*The request*. Work out the number of lines containing "BLVD". Give that number alone.

*Provided data*.

______

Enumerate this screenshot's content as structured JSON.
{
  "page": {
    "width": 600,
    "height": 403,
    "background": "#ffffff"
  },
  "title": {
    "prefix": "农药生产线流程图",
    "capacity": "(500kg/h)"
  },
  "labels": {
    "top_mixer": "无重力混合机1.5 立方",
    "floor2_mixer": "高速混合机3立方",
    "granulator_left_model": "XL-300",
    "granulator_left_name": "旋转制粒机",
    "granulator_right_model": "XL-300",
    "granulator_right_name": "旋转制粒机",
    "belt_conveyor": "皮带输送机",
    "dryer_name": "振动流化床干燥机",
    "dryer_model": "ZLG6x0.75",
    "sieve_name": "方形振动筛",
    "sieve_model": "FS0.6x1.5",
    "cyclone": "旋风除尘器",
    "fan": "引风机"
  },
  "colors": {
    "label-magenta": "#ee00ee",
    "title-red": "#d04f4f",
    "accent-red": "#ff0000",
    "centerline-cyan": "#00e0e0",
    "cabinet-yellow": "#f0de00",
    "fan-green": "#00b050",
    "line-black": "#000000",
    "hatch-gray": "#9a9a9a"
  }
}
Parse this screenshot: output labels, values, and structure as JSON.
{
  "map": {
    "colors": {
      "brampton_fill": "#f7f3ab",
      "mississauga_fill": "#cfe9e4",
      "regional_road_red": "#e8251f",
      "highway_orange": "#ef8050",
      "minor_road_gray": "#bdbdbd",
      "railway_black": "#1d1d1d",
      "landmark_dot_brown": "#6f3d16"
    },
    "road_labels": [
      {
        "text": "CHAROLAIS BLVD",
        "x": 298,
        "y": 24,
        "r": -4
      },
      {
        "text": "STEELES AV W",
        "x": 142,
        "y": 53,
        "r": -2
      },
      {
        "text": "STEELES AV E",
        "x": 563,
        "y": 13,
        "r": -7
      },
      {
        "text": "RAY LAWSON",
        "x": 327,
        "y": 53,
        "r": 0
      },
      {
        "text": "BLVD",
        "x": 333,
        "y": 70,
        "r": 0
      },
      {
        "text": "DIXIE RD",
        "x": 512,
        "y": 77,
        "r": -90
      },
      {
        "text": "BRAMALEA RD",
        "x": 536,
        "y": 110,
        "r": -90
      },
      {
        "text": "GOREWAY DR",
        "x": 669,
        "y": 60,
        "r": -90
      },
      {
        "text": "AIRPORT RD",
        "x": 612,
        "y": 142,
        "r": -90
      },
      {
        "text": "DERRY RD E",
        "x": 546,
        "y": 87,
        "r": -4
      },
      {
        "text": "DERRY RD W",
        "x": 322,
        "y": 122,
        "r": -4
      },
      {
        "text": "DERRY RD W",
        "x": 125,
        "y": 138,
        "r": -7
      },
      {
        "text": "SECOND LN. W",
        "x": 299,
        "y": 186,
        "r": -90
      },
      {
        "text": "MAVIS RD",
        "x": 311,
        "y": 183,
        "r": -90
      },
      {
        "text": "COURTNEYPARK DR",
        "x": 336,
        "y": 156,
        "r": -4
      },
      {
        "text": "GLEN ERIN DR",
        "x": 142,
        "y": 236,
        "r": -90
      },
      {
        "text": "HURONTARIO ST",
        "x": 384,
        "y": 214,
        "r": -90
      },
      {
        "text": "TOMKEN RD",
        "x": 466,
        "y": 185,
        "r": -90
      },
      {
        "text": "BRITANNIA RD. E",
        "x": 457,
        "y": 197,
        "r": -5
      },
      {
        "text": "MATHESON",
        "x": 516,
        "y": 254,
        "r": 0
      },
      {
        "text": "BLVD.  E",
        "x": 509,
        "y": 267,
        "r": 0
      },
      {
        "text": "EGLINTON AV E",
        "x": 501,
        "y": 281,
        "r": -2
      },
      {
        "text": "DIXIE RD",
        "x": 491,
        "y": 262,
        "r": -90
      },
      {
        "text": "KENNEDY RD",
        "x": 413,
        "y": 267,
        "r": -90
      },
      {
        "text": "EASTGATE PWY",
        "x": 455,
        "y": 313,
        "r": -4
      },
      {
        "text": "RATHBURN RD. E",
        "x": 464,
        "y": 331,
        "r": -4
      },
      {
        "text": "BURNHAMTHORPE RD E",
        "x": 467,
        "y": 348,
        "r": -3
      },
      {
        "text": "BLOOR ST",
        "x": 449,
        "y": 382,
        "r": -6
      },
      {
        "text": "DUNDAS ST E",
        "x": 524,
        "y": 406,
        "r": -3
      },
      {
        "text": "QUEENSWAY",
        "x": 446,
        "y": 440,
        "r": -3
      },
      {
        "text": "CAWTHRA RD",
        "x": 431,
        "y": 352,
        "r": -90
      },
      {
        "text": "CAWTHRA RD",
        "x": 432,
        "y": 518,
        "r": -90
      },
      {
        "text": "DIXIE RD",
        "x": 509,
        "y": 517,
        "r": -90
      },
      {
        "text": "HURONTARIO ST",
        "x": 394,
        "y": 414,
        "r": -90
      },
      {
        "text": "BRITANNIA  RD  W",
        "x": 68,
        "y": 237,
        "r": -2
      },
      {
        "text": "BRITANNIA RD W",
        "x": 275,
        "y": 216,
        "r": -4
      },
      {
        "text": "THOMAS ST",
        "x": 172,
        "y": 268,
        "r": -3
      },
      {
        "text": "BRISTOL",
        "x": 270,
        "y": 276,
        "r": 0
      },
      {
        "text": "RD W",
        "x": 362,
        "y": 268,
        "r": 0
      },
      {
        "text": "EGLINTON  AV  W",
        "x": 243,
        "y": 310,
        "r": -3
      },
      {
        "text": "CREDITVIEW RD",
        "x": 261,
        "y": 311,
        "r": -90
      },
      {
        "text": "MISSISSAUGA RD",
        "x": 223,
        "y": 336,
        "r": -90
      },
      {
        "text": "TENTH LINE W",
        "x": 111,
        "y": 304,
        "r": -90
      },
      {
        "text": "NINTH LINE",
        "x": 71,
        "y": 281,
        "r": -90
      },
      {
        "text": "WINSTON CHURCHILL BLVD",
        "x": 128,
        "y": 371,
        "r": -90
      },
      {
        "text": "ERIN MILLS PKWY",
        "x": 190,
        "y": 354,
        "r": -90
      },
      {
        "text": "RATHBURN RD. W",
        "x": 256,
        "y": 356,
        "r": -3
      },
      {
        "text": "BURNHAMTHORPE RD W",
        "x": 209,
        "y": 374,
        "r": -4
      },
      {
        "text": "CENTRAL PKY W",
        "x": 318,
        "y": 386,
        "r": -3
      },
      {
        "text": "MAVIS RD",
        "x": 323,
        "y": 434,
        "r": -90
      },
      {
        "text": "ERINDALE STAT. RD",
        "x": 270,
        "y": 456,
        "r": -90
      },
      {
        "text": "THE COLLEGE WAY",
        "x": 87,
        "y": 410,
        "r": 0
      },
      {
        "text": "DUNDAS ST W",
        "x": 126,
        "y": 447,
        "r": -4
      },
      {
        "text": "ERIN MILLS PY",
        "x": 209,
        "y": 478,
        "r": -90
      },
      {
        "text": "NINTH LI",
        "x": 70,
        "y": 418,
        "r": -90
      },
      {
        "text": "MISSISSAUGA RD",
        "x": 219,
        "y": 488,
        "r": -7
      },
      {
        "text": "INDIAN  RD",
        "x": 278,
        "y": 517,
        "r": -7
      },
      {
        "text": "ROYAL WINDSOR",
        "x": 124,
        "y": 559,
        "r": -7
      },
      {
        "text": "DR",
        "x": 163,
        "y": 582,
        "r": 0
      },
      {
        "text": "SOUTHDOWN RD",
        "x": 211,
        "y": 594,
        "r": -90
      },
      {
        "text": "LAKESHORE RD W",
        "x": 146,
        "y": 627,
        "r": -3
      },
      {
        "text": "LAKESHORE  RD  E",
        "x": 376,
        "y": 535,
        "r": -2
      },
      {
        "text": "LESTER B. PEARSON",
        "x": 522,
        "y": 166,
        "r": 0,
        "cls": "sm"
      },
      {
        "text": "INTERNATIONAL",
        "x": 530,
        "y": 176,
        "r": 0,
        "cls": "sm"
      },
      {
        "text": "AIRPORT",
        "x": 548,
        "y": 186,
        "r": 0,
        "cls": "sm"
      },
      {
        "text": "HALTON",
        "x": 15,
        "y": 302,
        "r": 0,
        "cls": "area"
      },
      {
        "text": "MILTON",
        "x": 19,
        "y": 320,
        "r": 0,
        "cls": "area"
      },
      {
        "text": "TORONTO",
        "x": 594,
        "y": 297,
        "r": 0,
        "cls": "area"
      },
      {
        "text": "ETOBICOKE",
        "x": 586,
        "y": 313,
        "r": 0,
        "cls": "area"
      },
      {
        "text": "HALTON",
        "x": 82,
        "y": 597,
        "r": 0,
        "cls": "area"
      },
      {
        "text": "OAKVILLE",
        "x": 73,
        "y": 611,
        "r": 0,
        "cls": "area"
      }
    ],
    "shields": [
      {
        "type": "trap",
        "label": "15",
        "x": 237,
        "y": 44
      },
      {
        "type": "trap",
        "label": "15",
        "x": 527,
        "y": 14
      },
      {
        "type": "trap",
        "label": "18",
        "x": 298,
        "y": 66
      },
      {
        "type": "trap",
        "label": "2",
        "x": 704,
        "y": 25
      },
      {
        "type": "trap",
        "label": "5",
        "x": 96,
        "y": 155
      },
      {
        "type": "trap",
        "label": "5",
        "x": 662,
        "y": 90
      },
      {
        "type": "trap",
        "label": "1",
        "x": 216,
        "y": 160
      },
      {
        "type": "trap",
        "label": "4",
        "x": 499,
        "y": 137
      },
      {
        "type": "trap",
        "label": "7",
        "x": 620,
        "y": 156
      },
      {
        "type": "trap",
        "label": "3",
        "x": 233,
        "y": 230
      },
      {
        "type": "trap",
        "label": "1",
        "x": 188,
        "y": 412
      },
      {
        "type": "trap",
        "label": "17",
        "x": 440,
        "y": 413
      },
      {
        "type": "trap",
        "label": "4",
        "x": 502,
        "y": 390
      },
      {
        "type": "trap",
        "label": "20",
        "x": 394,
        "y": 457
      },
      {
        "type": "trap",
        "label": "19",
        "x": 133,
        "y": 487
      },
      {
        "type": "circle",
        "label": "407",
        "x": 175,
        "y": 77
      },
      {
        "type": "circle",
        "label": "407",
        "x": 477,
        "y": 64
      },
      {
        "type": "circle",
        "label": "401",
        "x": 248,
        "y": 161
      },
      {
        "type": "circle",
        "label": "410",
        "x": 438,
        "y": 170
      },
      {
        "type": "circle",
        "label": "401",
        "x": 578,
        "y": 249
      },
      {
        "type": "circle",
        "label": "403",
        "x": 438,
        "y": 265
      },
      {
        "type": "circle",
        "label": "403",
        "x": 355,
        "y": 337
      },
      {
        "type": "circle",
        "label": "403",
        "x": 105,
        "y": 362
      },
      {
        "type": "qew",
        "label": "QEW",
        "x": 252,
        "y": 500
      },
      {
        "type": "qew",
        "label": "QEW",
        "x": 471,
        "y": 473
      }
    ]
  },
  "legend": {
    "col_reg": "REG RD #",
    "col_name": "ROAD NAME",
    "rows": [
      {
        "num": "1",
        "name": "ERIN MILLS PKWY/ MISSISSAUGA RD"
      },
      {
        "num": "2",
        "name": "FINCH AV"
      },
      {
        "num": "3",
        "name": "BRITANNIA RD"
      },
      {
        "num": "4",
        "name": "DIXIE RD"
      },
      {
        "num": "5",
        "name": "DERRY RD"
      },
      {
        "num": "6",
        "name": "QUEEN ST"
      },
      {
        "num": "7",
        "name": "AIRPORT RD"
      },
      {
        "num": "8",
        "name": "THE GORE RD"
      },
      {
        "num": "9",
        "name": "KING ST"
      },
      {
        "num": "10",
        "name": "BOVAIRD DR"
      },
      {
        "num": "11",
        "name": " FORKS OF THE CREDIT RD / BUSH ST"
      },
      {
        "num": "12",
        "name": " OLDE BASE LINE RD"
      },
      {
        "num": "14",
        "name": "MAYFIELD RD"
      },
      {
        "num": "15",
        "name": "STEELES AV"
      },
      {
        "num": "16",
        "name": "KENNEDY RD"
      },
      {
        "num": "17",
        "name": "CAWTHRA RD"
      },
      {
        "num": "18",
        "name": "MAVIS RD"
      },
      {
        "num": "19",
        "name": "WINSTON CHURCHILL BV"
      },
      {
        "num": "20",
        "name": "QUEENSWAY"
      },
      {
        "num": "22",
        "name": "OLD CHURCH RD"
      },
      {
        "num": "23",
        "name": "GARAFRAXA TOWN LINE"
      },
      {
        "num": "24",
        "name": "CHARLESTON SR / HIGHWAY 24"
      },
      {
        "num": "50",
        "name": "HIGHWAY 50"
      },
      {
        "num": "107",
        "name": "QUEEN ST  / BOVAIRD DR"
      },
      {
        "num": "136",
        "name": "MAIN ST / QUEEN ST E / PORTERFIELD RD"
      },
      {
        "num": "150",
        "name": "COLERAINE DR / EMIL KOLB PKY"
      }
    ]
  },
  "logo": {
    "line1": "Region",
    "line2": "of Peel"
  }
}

______

*Solution to this exercise*. 4